■ **Task goal**: Set down each entry exactly as given; pictures should not appear in the copy.

--- START OF Data lines ---

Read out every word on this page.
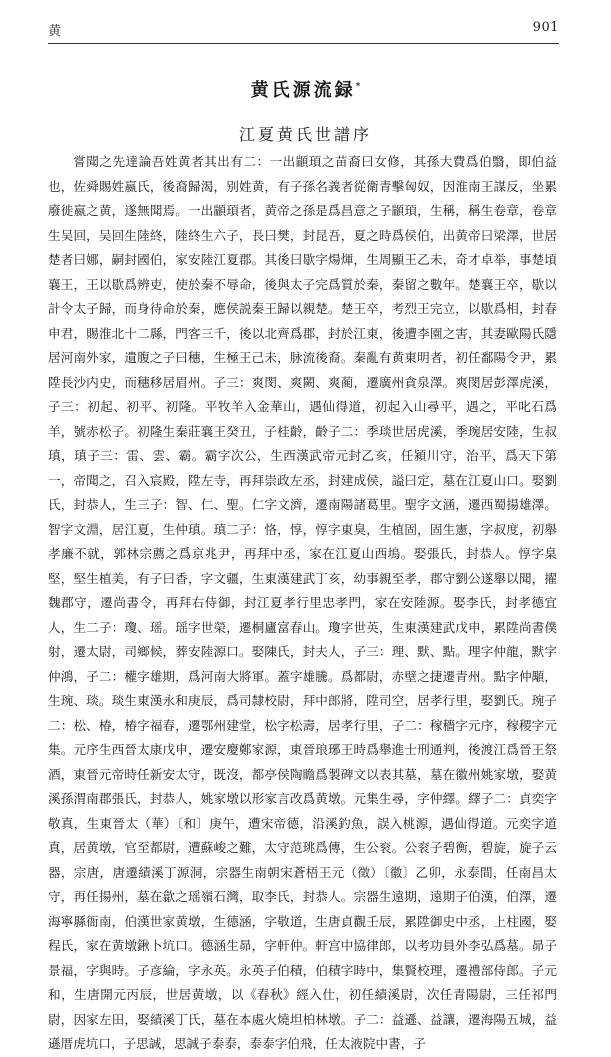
黄	901
黄氏源流録*
江夏黄氏世譜序

嘗聞之先達論吾姓黄者其出有二：一出顓頊之苗裔曰女修，其孫大費爲伯翳，即伯益也，佐舜賜姓嬴氏，後裔歸渴，别姓黄，有子孫名義者從衛青擊匈奴，因淮南王謀反，坐累廢徙嬴之黄，遂無聞焉。一出顓頊者，黄帝之孫是爲昌意之子顓頊，生稱，稱生卷章，卷章生吴回，吴回生陸終，陸終生六子，長曰樊，封昆吾，夏之時爲侯伯，出黄帝曰梁澤，世居楚者曰娜，嗣封國伯，家安陸江夏郡。其後曰歇字煬煇，生周顯王乙未，奇才卓举，事楚頃襄王，王以歇爲辨吏，使於秦不辱命，後與太子完爲質於秦，秦留之數年。楚襄王卒，歇以計令太子歸，而身待命於秦，應侯説秦王歸以親楚。楚王卒，考烈王完立，以歇爲相，封春申君，賜淮北十二縣，門客三千，後以北齊爲郡，封於江東，後遭李園之害，其妻歐陽氏隱居河南外家，遺腹之子曰穗，生極王己未，脉流後裔。秦亂有黄東明者，初任鄱陽令尹，累陞長沙内史，而穗移居眉州。子三：爽閔、爽闕、爽蔺，遷廣州貪泉澤。爽閔居彭澤虎溪，子三：初起、初平、初隆。平牧羊入金華山，遇仙得道，初起入山尋平，遇之，平叱石爲羊，號赤松子。初隆生秦莊襄王癸丑，子桂齡，齡子二：季琰世居虎溪，季琬居安陸，生叔瑱，瑱子三：雷、雲、霸。霸字次公，生西漢武帝元封乙亥，任潁川守，治平，爲天下第一，帝聞之，召入宸殿，陞左寺，再拜崇政左丞，封建成侯，謚曰定，墓在江夏山口。娶劉氏，封恭人，生三子：智、仁、聖。仁字文濟，遷南陽諸葛里。聖字文涵，遷西蜀揚雄澤。智字文淵，居江夏，生仲瑱。瑱二子：恪，惇，惇字東臭，生植固，固生憲，字叔度，初舉孝廉不就，郭林宗薦之爲京兆尹，再拜中丞，家在江夏山西塢。娶張氏，封恭人。惇字臬堅，堅生植美，有子曰香，字文疆，生東漢建武丁亥，幼事親至孝，郡守劉公遂舉以聞，擢魏郡守，遷尚書令，再拜右侍御，封江夏孝行里忠孝門，家在安陸源。娶李氏，封孝德宜人，生二子：瓊、瑶。瑶字世榮，遷桐廬富春山。瓊字世英，生東漢建武戊申，累陞尚書僕射，遷太尉，司鄉候，葬安陸源口。娶陳氏，封夫人，子三：理、默、點。理字仲龍，默字仲鴻，子二：權字雄期，爲河南大將軍。蓋字雄騰。爲都尉，赤壁之捷遷青州。點字仲顒，生琬、琰。琰生東漢永和庚辰，爲司隸校尉，拜中郎將，陞司空，居孝行里，娶劉氏。琬子二：松、椿，椿字福春，遷鄂州建堂，松字松壽，居孝行里，子二：稼穡字元序，稼稷字元集。元序生西晉太康戊申，遷安慶鄭家源，東晉琅琊王時爲舉進士刑通判，後渡江爲晉王祭酒，東晉元帝時任新安太守，既沒，都亭侯陶瞻爲製碑文以表其墓，墓在徽州姚家墩，娶黄溪孫渭南郡張氏，封恭人，姚家墩以形家言改爲黄墩。元集生尋，字仲繹。繹子二：貞奕字敬真，生東晉太（華）〔和〕庚午，遭宋帝德，沿溪釣魚，誤入桃源，遇仙得道。元奕字道真，居黄墩，官至都尉，遭蘇峻之難，太守范珧爲傳，生公衮。公衮子碧衡，碧旋，旋子云器，宗唐，唐遷績溪丁源洞，宗器生南朝宋蒼梧王元（徵）〔徽〕乙卯，永泰間，任南昌太守，再任揚州，墓在歙之瑶嶺石灣，取李氏，封恭人。宗器生遠期，遠期子伯漢，伯澤，遷海寧縣衙南，伯漢世家黄墩，生德涵，字敬道，生唐貞觀壬辰，累陞御史中丞，上柱國，娶程氏，家在黄墩鍬卜坑口。德涵生昴，字軒仲。軒宫中協律郎，以考功員外李弘爲墓。昴子景福，字與時。子彦綸，字永英。永英子伯積，伯積字時中，集賢校理，遷禮部侍郎。子元和，生唐開元丙辰，世居黄墩，以《春秋》經入仕，初任績溪尉，次任青陽尉，三任祁門尉，因家左田，娶績溪丁氏，墓在本處火燒坦柏林墩。子二：益遜、益讓，遷海陽五城，益遜厝虎坑口，子思誠，思誠子泰泰，泰泰字伯飛，任太液院中書，子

--- END OF Data lines ---

■ **Result for this exercise**:
Read out every word on this page.
黄	901
黄氏源流録*
江夏黄氏世譜序

嘗聞之先達論吾姓黄者其出有二：一出顓頊之苗裔曰女修，其孫大費爲伯翳，即伯益也，佐舜賜姓嬴氏，後裔歸渴，别姓黄，有子孫名義者從衛青擊匈奴，因淮南王謀反，坐累廢徙嬴之黄，遂無聞焉。一出顓頊者，黄帝之孫是爲昌意之子顓頊，生稱，稱生卷章，卷章生吴回，吴回生陸終，陸終生六子，長曰樊，封昆吾，夏之時爲侯伯，出黄帝曰梁澤，世居楚者曰娜，嗣封國伯，家安陸江夏郡。其後曰歇字煬煇，生周顯王乙未，奇才卓举，事楚頃襄王，王以歇爲辨吏，使於秦不辱命，後與太子完爲質於秦，秦留之數年。楚襄王卒，歇以計令太子歸，而身待命於秦，應侯説秦王歸以親楚。楚王卒，考烈王完立，以歇爲相，封春申君，賜淮北十二縣，門客三千，後以北齊爲郡，封於江東，後遭李園之害，其妻歐陽氏隱居河南外家，遺腹之子曰穗，生極王己未，脉流後裔。秦亂有黄東明者，初任鄱陽令尹，累陞長沙内史，而穗移居眉州。子三：爽閔、爽闕、爽蔺，遷廣州貪泉澤。爽閔居彭澤虎溪，子三：初起、初平、初隆。平牧羊入金華山，遇仙得道，初起入山尋平，遇之，平叱石爲羊，號赤松子。初隆生秦莊襄王癸丑，子桂齡，齡子二：季琰世居虎溪，季琬居安陸，生叔瑱，瑱子三：雷、雲、霸。霸字次公，生西漢武帝元封乙亥，任潁川守，治平，爲天下第一，帝聞之，召入宸殿，陞左寺，再拜崇政左丞，封建成侯，謚曰定，墓在江夏山口。娶劉氏，封恭人，生三子：智、仁、聖。仁字文濟，遷南陽諸葛里。聖字文涵，遷西蜀揚雄澤。智字文淵，居江夏，生仲瑱。瑱二子：恪，惇，惇字東臭，生植固，固生憲，字叔度，初舉孝廉不就，郭林宗薦之爲京兆尹，再拜中丞，家在江夏山西塢。娶張氏，封恭人。惇字臬堅，堅生植美，有子曰香，字文疆，生東漢建武丁亥，幼事親至孝，郡守劉公遂舉以聞，擢魏郡守，遷尚書令，再拜右侍御，封江夏孝行里忠孝門，家在安陸源。娶李氏，封孝德宜人，生二子：瓊、瑶。瑶字世榮，遷桐廬富春山。瓊字世英，生東漢建武戊申，累陞尚書僕射，遷太尉，司鄉候，葬安陸源口。娶陳氏，封夫人，子三：理、默、點。理字仲龍，默字仲鴻，子二：權字雄期，爲河南大將軍。蓋字雄騰。爲都尉，赤壁之捷遷青州。點字仲顒，生琬、琰。琰生東漢永和庚辰，爲司隸校尉，拜中郎將，陞司空，居孝行里，娶劉氏。琬子二：松、椿，椿字福春，遷鄂州建堂，松字松壽，居孝行里，子二：稼穡字元序，稼稷字元集。元序生西晉太康戊申，遷安慶鄭家源，東晉琅琊王時爲舉進士刑通判，後渡江爲晉王祭酒，東晉元帝時任新安太守，既沒，都亭侯陶瞻爲製碑文以表其墓，墓在徽州姚家墩，娶黄溪孫渭南郡張氏，封恭人，姚家墩以形家言改爲黄墩。元集生尋，字仲繹。繹子二：貞奕字敬真，生東晉太（華）〔和〕庚午，遭宋帝德，沿溪釣魚，誤入桃源，遇仙得道。元奕字道真，居黄墩，官至都尉，遭蘇峻之難，太守范珧爲傳，生公衮。公衮子碧衡，碧旋，旋子云器，宗唐，唐遷績溪丁源洞，宗器生南朝宋蒼梧王元（徵）〔徽〕乙卯，永泰間，任南昌太守，再任揚州，墓在歙之瑶嶺石灣，取李氏，封恭人。宗器生遠期，遠期子伯漢，伯澤，遷海寧縣衙南，伯漢世家黄墩，生德涵，字敬道，生唐貞觀壬辰，累陞御史中丞，上柱國，娶程氏，家在黄墩鍬卜坑口。德涵生昴，字軒仲。軒宫中協律郎，以考功員外李弘爲墓。昴子景福，字與時。子彦綸，字永英。永英子伯積，伯積字時中，集賢校理，遷禮部侍郎。子元和，生唐開元丙辰，世居黄墩，以《春秋》經入仕，初任績溪尉，次任青陽尉，三任祁門尉，因家左田，娶績溪丁氏，墓在本處火燒坦柏林墩。子二：益遜、益讓，遷海陽五城，益遜厝虎坑口，子思誠，思誠子泰泰，泰泰字伯飛，任太液院中書，子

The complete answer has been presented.